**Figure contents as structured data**
- - - -

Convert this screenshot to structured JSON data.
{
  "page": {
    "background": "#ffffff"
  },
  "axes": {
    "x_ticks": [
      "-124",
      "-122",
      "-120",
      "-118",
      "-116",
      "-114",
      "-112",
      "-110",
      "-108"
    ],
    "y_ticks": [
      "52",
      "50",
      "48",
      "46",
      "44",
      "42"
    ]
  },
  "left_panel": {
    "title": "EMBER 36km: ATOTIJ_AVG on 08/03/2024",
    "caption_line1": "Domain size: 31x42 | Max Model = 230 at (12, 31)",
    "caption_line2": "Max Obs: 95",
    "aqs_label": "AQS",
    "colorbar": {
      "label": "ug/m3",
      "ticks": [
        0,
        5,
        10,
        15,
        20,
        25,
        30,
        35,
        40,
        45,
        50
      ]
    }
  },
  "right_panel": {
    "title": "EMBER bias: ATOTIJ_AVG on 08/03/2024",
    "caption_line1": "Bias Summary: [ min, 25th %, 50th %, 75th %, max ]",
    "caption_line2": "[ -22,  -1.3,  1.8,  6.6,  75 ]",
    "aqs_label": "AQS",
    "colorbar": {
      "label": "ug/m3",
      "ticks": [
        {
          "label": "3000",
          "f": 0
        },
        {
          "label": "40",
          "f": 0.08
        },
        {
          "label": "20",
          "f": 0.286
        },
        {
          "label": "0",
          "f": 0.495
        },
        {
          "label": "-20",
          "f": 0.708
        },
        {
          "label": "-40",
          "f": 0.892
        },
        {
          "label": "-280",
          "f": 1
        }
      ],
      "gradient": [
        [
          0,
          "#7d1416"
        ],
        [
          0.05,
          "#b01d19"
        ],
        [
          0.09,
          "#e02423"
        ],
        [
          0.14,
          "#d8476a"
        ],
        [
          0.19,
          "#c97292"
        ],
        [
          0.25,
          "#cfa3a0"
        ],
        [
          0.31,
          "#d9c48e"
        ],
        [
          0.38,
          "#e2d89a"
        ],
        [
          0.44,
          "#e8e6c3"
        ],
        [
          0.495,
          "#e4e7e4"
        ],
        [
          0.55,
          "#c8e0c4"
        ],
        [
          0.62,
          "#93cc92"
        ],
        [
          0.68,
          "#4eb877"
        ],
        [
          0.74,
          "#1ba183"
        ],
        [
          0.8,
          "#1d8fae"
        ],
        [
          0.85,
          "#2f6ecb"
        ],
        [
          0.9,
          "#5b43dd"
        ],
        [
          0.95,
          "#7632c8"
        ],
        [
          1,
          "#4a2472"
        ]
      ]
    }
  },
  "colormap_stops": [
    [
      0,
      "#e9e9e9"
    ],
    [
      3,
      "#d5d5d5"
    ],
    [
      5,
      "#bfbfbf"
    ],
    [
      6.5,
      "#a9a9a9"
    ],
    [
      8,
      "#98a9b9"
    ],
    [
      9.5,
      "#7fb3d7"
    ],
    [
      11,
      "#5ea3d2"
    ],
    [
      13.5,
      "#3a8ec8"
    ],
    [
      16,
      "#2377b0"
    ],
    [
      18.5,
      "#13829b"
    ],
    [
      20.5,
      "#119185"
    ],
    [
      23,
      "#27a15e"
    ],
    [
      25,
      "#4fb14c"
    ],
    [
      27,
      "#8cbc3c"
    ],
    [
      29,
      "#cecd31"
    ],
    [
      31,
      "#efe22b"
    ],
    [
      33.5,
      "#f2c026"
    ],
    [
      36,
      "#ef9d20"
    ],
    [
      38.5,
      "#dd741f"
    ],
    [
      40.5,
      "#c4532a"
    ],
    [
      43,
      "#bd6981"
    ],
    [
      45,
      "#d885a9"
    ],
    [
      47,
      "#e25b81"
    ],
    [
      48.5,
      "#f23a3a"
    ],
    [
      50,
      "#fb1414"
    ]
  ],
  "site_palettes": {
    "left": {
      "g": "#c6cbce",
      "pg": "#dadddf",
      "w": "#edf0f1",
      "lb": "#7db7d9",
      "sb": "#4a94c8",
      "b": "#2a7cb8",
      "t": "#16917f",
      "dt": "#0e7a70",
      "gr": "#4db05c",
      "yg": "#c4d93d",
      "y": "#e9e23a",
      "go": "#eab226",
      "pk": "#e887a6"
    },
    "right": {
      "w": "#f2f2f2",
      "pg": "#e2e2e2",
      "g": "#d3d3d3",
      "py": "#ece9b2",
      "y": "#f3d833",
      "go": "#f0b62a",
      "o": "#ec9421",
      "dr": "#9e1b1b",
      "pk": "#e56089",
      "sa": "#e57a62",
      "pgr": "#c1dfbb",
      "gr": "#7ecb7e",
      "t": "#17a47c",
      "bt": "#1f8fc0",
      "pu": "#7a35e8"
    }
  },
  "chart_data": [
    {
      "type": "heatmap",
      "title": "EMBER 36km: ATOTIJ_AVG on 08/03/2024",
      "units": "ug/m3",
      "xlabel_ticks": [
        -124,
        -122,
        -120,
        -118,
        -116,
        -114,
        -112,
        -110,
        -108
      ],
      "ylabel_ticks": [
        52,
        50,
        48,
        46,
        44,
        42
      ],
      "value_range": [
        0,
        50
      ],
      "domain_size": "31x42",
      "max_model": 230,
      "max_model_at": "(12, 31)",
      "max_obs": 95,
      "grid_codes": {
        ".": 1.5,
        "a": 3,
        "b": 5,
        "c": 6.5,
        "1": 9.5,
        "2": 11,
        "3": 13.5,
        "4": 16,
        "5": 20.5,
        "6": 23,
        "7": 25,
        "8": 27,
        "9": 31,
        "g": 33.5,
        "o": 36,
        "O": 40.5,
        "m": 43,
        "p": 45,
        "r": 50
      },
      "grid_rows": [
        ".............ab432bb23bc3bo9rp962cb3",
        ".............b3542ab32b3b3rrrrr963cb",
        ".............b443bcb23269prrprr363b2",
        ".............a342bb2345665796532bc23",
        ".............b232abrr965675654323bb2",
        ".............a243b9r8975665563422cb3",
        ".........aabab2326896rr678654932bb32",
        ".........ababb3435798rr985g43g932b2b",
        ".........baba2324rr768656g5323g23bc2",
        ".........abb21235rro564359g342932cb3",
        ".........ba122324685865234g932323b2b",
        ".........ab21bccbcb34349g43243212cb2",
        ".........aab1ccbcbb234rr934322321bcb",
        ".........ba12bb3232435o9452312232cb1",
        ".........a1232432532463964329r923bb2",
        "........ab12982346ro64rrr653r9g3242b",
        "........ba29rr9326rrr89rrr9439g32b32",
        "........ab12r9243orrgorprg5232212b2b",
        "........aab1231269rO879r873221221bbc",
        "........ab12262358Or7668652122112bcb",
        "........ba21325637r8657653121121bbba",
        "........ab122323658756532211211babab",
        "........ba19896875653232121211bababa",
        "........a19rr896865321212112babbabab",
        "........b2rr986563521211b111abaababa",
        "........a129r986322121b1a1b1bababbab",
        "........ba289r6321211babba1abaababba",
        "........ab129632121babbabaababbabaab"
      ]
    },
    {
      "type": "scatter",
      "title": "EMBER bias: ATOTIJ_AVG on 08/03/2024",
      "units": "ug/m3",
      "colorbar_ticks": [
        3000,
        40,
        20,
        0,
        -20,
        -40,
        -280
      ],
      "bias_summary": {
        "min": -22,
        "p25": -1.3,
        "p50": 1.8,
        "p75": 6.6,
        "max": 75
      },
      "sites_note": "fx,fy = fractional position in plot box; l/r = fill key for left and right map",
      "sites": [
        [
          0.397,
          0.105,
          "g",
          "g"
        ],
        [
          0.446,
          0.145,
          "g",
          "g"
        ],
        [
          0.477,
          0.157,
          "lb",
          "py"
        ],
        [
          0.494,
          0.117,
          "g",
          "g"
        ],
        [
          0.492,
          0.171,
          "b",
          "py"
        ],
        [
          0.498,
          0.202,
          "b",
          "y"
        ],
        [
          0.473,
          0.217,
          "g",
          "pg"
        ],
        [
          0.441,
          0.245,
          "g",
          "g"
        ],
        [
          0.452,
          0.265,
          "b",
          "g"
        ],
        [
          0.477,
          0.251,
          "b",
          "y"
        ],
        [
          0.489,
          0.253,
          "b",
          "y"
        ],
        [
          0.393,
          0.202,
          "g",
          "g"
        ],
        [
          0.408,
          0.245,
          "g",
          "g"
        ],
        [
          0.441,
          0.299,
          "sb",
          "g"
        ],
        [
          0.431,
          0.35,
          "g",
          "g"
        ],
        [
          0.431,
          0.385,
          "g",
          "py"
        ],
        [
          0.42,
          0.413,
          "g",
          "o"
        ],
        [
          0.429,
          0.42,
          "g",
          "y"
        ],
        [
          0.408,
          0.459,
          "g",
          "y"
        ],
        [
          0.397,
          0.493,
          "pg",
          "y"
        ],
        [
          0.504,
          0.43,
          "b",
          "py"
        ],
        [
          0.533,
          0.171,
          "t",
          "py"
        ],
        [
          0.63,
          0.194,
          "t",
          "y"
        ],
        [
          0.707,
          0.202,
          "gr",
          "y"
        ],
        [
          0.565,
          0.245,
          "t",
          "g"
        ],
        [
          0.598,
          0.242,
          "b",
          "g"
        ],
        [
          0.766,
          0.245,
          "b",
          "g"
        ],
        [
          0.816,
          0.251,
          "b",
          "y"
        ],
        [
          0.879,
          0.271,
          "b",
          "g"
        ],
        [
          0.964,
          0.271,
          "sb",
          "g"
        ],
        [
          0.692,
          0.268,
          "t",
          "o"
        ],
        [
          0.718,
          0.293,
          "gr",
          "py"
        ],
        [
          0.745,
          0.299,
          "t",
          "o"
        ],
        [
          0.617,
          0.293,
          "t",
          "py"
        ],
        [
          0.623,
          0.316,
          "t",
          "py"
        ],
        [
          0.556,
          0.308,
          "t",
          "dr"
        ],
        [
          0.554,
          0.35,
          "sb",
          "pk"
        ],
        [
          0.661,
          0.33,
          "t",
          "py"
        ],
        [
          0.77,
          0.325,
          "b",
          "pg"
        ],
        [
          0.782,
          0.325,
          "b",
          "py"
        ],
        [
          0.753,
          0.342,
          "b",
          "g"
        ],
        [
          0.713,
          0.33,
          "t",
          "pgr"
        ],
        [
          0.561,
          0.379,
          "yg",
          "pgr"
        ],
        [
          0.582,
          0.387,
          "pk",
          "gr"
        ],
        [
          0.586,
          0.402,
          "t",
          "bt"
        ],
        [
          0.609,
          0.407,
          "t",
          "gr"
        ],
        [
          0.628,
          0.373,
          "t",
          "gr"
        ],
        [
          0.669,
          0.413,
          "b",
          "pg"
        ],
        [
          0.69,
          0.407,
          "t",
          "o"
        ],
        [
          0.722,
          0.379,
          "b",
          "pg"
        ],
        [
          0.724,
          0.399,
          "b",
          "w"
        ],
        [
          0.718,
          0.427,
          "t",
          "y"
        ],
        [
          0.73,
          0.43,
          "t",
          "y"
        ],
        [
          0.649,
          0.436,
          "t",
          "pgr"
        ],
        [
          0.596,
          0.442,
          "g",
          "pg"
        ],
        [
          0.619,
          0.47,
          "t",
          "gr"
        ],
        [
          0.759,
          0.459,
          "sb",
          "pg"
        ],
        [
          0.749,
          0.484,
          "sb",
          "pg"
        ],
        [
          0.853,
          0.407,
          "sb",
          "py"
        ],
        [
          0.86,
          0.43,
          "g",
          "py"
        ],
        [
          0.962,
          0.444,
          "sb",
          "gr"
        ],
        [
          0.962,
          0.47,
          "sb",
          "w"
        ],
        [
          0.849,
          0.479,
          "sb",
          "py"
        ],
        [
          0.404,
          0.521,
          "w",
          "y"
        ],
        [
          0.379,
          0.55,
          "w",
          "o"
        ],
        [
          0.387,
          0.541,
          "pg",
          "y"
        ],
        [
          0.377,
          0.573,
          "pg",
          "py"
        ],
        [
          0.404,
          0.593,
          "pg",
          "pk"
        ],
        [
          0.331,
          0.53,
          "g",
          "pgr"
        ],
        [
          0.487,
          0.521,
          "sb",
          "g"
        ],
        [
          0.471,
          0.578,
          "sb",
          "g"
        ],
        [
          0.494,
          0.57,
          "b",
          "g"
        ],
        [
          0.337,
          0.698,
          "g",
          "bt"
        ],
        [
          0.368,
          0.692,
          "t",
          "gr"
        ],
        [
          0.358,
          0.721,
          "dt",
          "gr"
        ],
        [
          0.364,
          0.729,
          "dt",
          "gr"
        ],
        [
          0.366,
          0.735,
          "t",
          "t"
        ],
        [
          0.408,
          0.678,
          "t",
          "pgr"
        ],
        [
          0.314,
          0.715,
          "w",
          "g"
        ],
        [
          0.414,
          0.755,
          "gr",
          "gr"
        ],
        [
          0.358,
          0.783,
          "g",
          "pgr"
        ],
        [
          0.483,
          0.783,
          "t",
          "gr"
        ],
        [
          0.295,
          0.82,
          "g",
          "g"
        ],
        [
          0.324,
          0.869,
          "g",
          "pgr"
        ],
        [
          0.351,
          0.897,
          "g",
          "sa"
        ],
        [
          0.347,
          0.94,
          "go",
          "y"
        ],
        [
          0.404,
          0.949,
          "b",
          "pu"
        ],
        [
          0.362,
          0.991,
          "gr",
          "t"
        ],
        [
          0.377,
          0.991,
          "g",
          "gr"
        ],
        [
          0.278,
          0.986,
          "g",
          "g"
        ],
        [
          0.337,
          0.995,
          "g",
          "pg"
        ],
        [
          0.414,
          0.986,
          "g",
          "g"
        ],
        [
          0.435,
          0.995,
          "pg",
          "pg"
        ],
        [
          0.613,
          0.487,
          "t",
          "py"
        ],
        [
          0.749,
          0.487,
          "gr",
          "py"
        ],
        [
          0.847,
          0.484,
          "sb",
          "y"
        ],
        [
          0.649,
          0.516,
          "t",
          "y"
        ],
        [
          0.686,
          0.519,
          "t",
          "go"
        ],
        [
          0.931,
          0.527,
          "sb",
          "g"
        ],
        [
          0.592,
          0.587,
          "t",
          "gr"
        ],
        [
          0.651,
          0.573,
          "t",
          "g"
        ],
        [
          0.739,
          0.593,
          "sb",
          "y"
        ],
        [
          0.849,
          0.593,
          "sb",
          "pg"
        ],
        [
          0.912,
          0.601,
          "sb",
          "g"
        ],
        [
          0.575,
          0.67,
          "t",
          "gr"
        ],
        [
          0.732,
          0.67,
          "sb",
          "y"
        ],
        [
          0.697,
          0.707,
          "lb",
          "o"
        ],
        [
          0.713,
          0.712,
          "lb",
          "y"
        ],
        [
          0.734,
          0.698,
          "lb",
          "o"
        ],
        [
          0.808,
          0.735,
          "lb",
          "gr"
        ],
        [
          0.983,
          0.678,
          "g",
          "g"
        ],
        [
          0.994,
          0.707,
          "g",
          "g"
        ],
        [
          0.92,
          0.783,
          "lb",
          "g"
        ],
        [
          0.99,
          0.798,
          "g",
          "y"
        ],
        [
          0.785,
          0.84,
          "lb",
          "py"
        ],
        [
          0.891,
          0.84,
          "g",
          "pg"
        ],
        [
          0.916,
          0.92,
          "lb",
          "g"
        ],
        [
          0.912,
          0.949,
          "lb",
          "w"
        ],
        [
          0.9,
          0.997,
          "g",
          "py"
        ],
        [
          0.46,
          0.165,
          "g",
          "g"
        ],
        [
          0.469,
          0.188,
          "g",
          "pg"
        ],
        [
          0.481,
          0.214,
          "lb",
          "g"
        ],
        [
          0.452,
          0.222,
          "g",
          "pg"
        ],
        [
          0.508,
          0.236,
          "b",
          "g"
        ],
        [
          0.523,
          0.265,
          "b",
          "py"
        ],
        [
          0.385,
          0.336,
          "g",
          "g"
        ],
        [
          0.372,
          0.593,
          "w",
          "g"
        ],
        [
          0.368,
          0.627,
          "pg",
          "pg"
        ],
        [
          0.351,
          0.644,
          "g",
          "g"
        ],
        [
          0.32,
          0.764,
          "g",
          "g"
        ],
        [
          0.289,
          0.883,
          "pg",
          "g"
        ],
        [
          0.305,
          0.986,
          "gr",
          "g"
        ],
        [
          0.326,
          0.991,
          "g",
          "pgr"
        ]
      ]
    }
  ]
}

- - - -

**PROBLEM DETAILS**
Check each line above for "EMBER" and return the ones that have it.

**SOLUTION TO THE PROBLEM**
    "title": "EMBER 36km: ATOTIJ_AVG on 08/03/2024",
    "title": "EMBER bias: ATOTIJ_AVG on 08/03/2024",
      "title": "EMBER 36km: ATOTIJ_AVG on 08/03/2024",
      "title": "EMBER bias: ATOTIJ_AVG on 08/03/2024",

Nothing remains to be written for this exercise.